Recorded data
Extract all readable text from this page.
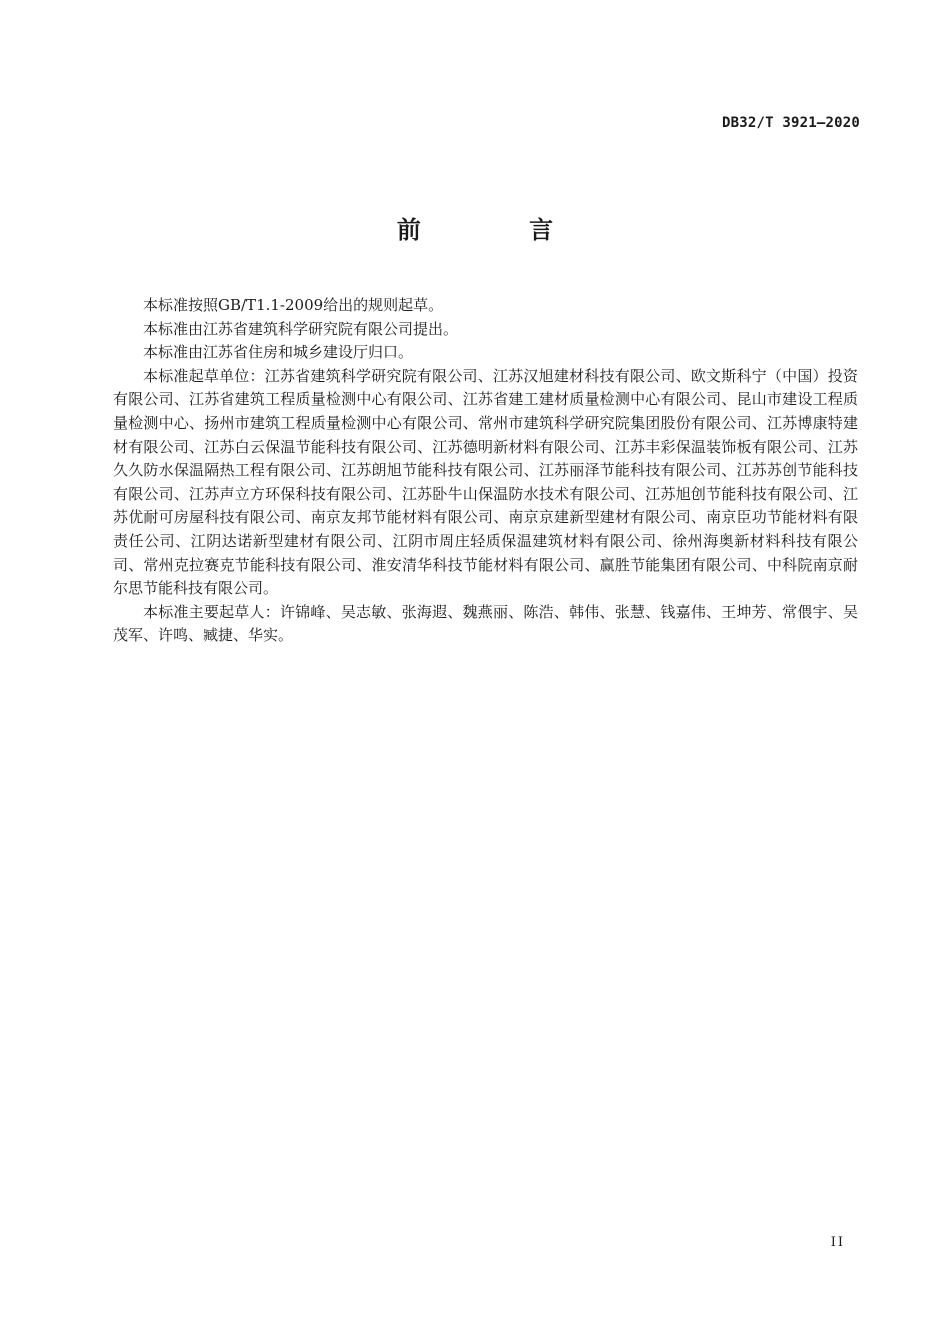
DB32/T 3921—2020
前 言

本标准按照GB/T1.1-2009给出的规则起草。

本标准由江苏省建筑科学研究院有限公司提出。

本标准由江苏省住房和城乡建设厅归口。

本标准起草单位：江苏省建筑科学研究院有限公司、江苏汉旭建材科技有限公司、欧文斯科宁（中国）投资有限公司、江苏省建筑工程质量检测中心有限公司、江苏省建工建材质量检测中心有限公司、昆山市建设工程质量检测中心、扬州市建筑工程质量检测中心有限公司、常州市建筑科学研究院集团股份有限公司、江苏博康特建材有限公司、江苏白云保温节能科技有限公司、江苏德明新材料有限公司、江苏丰彩保温装饰板有限公司、江苏久久防水保温隔热工程有限公司、江苏朗旭节能科技有限公司、江苏丽泽节能科技有限公司、江苏苏创节能科技有限公司、江苏声立方环保科技有限公司、江苏卧牛山保温防水技术有限公司、江苏旭创节能科技有限公司、江苏优耐可房屋科技有限公司、南京友邦节能材料有限公司、南京京建新型建材有限公司、南京臣功节能材料有限责任公司、江阴达诺新型建材有限公司、江阴市周庄轻质保温建筑材料有限公司、徐州海奥新材料科技有限公司、常州克拉赛克节能科技有限公司、淮安清华科技节能材料有限公司、赢胜节能集团有限公司、中科院南京耐尔思节能科技有限公司。

本标准主要起草人：许锦峰、吴志敏、张海遐、魏燕丽、陈浩、韩伟、张慧、钱嘉伟、王坤芳、常偎宇、吴茂军、许鸣、臧捷、华实。

II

→ GOAL: Every line above should be repeated exactly; pictures stay out of the copy.

→ FULL OUTPUT:
Extract all readable text from this page.
DB32/T 3921—2020
前 言

本标准按照GB/T1.1-2009给出的规则起草。

本标准由江苏省建筑科学研究院有限公司提出。

本标准由江苏省住房和城乡建设厅归口。

本标准起草单位：江苏省建筑科学研究院有限公司、江苏汉旭建材科技有限公司、欧文斯科宁（中国）投资有限公司、江苏省建筑工程质量检测中心有限公司、江苏省建工建材质量检测中心有限公司、昆山市建设工程质量检测中心、扬州市建筑工程质量检测中心有限公司、常州市建筑科学研究院集团股份有限公司、江苏博康特建材有限公司、江苏白云保温节能科技有限公司、江苏德明新材料有限公司、江苏丰彩保温装饰板有限公司、江苏久久防水保温隔热工程有限公司、江苏朗旭节能科技有限公司、江苏丽泽节能科技有限公司、江苏苏创节能科技有限公司、江苏声立方环保科技有限公司、江苏卧牛山保温防水技术有限公司、江苏旭创节能科技有限公司、江苏优耐可房屋科技有限公司、南京友邦节能材料有限公司、南京京建新型建材有限公司、南京臣功节能材料有限责任公司、江阴达诺新型建材有限公司、江阴市周庄轻质保温建筑材料有限公司、徐州海奥新材料科技有限公司、常州克拉赛克节能科技有限公司、淮安清华科技节能材料有限公司、赢胜节能集团有限公司、中科院南京耐尔思节能科技有限公司。

本标准主要起草人：许锦峰、吴志敏、张海遐、魏燕丽、陈浩、韩伟、张慧、钱嘉伟、王坤芳、常偎宇、吴茂军、许鸣、臧捷、华实。

II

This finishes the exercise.